Written exercise: Copy each line that has the string "reais" somewhere in it.
-- START Given entries --
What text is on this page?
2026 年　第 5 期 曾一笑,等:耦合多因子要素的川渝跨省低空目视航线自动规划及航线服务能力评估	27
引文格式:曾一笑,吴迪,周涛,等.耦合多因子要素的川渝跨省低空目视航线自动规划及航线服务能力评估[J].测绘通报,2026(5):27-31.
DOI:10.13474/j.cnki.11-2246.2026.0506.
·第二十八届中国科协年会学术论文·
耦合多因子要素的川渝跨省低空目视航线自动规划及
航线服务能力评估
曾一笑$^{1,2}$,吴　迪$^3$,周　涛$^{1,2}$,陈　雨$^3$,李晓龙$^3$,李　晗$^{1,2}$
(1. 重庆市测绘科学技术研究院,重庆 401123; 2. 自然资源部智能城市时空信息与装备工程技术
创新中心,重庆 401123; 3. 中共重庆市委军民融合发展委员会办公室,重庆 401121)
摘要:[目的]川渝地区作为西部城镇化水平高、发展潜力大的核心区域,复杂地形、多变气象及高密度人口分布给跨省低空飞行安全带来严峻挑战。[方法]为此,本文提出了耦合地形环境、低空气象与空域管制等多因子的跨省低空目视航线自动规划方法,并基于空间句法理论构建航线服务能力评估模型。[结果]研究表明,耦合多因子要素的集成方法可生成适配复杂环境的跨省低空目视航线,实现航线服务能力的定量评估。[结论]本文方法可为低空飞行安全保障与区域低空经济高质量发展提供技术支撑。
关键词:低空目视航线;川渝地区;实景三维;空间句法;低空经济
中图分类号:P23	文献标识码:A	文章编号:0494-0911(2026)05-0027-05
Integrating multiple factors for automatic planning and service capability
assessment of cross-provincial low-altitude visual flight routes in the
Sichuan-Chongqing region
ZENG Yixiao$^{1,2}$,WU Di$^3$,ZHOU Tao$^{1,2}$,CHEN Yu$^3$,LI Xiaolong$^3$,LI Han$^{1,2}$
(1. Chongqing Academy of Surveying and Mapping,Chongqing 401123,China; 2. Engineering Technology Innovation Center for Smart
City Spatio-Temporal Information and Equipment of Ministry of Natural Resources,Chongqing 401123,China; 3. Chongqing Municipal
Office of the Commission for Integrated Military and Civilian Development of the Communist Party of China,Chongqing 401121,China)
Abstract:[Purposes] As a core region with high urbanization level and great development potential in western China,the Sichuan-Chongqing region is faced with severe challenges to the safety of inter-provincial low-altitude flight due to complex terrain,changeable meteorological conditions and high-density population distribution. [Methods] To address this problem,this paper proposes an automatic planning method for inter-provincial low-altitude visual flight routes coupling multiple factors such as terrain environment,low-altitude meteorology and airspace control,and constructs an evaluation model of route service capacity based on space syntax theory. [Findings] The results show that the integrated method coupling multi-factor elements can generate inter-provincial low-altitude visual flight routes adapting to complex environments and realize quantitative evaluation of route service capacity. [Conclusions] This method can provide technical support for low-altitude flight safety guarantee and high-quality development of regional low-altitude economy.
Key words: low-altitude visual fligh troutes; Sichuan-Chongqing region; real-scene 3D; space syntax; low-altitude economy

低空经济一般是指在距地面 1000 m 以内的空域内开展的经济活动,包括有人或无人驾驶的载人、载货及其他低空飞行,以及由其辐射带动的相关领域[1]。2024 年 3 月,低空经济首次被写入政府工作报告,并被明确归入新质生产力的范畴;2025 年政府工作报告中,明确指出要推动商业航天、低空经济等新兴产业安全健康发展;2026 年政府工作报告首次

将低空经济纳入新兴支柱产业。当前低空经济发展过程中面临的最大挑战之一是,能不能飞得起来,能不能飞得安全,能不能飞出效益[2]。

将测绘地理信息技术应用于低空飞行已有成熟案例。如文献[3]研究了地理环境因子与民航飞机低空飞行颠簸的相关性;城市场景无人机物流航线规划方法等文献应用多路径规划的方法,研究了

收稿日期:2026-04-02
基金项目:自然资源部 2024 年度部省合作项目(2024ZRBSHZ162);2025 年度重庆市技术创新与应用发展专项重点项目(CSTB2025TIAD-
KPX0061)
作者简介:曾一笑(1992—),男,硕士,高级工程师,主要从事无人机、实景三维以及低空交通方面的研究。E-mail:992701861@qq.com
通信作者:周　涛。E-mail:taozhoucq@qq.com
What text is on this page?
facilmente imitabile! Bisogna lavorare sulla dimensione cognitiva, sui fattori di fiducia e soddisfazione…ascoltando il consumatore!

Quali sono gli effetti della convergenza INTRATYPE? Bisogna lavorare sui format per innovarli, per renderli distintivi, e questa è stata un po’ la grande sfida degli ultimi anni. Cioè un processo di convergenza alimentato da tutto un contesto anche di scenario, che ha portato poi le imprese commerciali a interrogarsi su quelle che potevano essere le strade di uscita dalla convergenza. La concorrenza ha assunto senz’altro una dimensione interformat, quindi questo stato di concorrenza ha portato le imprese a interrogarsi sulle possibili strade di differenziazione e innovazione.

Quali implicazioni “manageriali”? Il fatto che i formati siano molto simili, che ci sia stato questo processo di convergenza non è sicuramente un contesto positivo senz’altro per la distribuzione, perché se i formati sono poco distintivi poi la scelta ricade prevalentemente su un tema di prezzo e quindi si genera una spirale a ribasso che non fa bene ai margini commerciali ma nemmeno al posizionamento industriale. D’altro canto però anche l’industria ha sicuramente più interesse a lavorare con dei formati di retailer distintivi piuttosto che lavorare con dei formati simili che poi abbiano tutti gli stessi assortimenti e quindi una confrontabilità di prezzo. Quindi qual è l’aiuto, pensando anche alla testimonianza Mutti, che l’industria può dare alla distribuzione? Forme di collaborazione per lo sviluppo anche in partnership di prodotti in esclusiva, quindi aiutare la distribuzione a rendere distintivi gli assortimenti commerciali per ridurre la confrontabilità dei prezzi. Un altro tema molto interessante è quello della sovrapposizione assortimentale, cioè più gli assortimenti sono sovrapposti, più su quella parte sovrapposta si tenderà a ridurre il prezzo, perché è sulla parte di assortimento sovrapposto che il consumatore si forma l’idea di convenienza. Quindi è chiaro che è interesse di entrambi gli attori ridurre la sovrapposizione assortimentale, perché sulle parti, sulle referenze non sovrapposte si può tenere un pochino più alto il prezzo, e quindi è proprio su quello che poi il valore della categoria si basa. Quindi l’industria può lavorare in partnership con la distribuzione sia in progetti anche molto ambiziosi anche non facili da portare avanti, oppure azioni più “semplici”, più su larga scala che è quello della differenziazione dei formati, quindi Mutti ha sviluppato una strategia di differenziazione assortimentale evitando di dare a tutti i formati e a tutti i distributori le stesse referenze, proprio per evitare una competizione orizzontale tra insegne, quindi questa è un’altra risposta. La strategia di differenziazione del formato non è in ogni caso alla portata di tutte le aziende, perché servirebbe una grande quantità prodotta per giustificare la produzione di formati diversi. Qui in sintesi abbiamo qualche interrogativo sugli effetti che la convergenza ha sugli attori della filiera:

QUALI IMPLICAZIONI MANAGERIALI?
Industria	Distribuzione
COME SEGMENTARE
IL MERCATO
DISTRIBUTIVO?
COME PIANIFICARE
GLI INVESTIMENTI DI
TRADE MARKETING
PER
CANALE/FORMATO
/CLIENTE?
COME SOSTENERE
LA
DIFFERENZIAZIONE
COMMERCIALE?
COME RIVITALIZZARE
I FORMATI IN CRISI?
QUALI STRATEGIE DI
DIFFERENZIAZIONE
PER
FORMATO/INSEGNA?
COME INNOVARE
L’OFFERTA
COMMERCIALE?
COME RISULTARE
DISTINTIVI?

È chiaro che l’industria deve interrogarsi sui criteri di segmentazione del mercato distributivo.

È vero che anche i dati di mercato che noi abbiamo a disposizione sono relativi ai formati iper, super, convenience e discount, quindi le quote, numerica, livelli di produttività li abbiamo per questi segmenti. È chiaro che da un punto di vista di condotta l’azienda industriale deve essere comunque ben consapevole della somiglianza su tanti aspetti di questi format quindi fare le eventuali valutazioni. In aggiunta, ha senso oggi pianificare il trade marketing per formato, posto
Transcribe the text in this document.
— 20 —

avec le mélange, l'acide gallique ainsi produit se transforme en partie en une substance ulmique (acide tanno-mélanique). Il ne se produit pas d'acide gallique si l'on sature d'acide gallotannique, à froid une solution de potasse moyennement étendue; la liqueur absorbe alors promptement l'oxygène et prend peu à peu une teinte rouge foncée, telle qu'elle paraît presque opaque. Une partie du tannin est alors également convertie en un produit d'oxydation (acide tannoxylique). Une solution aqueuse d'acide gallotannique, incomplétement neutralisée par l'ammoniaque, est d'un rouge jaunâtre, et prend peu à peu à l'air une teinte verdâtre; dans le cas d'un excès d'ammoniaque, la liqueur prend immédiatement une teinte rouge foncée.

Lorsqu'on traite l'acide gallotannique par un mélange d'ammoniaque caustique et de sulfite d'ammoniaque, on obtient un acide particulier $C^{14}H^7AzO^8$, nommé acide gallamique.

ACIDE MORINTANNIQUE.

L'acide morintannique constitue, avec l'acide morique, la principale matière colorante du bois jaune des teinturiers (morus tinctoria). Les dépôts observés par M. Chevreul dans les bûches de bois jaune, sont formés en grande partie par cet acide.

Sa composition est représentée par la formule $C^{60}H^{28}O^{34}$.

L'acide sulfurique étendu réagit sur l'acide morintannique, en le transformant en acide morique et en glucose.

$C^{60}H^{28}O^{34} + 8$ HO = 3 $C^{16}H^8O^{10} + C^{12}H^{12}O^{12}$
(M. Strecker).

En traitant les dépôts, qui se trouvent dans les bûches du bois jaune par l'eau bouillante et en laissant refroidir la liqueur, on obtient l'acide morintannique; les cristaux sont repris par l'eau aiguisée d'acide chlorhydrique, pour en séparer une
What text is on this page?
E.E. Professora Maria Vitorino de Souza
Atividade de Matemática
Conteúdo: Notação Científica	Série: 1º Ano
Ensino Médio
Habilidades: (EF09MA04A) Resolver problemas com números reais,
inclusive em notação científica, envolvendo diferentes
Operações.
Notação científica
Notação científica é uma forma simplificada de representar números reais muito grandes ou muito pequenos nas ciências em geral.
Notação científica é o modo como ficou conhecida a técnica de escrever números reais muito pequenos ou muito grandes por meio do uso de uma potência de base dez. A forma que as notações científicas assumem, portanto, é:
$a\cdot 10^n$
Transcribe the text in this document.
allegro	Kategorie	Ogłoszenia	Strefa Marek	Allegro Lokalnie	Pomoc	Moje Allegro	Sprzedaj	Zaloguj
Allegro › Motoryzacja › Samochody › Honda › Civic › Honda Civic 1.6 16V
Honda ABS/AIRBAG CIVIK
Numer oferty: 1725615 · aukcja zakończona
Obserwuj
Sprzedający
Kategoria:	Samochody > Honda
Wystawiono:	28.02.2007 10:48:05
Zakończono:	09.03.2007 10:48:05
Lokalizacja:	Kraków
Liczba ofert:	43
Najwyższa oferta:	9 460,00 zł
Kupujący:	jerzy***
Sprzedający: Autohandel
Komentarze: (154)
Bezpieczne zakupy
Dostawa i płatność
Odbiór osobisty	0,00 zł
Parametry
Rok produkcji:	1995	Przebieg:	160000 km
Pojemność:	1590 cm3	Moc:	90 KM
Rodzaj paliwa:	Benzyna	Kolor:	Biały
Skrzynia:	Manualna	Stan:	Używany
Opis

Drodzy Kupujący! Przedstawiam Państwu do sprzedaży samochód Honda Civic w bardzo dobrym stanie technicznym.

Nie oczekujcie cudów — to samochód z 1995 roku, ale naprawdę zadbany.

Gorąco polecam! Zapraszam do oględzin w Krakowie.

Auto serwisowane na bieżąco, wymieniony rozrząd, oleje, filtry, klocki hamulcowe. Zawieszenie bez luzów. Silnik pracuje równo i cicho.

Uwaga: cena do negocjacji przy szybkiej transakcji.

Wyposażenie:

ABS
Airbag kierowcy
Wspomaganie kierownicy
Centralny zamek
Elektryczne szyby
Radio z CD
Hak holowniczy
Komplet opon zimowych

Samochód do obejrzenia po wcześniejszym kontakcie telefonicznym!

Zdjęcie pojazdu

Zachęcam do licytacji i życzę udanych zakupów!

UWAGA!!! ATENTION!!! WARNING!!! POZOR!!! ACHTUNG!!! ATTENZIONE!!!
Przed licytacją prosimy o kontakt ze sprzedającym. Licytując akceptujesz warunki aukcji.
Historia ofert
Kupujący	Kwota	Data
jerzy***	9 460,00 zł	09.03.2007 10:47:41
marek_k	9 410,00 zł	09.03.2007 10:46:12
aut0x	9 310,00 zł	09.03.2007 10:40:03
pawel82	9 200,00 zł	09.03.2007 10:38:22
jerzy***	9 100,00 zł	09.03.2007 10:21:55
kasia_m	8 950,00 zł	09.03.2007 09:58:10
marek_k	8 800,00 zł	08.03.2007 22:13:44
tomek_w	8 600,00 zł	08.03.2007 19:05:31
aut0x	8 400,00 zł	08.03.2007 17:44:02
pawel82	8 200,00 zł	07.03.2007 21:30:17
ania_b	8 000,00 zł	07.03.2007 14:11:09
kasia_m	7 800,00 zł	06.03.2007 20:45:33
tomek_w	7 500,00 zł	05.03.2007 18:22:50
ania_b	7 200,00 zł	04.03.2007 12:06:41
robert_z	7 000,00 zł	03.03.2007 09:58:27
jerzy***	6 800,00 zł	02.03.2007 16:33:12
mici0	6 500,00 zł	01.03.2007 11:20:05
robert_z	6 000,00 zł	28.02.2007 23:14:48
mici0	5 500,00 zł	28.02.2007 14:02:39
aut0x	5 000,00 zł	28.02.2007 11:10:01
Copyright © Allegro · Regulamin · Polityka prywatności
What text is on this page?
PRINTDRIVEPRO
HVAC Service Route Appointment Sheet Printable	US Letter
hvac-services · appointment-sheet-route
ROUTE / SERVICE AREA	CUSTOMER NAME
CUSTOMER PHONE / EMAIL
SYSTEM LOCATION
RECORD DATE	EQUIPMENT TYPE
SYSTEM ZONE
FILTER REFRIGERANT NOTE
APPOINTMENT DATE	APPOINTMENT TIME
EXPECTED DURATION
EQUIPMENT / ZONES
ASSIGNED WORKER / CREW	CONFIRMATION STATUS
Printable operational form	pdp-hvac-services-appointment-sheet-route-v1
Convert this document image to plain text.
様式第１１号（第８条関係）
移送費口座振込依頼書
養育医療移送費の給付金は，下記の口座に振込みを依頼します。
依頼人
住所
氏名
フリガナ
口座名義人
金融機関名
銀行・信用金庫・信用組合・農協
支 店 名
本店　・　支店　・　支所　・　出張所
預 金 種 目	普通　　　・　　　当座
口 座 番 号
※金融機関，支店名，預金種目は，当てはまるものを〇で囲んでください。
-- END Given entries --
Response below:
Habilidades: (EF09MA04A) Resolver problemas com números reais,
Notação científica é uma forma simplificada de representar números reais muito grandes ou muito pequenos nas ciências em geral.
Notação científica é o modo como ficou conhecida a técnica de escrever números reais muito pequenos ou muito grandes por meio do uso de uma potência de base dez. A forma que as notações científicas assumem, portanto, é:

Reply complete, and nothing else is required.